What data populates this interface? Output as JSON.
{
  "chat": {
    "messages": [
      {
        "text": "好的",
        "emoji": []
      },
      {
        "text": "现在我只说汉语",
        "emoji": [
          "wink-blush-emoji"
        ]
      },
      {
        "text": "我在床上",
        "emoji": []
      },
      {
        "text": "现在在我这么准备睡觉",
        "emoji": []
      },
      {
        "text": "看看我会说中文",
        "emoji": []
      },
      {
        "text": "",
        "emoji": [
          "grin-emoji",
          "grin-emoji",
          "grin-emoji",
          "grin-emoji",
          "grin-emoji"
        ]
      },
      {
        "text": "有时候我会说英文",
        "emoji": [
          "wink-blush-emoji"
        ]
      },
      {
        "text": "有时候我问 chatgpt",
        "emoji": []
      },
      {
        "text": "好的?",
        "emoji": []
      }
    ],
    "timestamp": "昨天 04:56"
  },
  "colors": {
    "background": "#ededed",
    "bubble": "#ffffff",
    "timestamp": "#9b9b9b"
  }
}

────────────────────────────────────────

- **Directions for this task**
Would you reproduce the material above in full, exactly as given?

- **Reply to the exercise**
What data populates this interface? Output as JSON.
{
  "chat": {
    "messages": [
      {
        "text": "好的",
        "emoji": []
      },
      {
        "text": "现在我只说汉语",
        "emoji": [
          "wink-blush-emoji"
        ]
      },
      {
        "text": "我在床上",
        "emoji": []
      },
      {
        "text": "现在在我这么准备睡觉",
        "emoji": []
      },
      {
        "text": "看看我会说中文",
        "emoji": []
      },
      {
        "text": "",
        "emoji": [
          "grin-emoji",
          "grin-emoji",
          "grin-emoji",
          "grin-emoji",
          "grin-emoji"
        ]
      },
      {
        "text": "有时候我会说英文",
        "emoji": [
          "wink-blush-emoji"
        ]
      },
      {
        "text": "有时候我问 chatgpt",
        "emoji": []
      },
      {
        "text": "好的?",
        "emoji": []
      }
    ],
    "timestamp": "昨天 04:56"
  },
  "colors": {
    "background": "#ededed",
    "bubble": "#ffffff",
    "timestamp": "#9b9b9b"
  }
}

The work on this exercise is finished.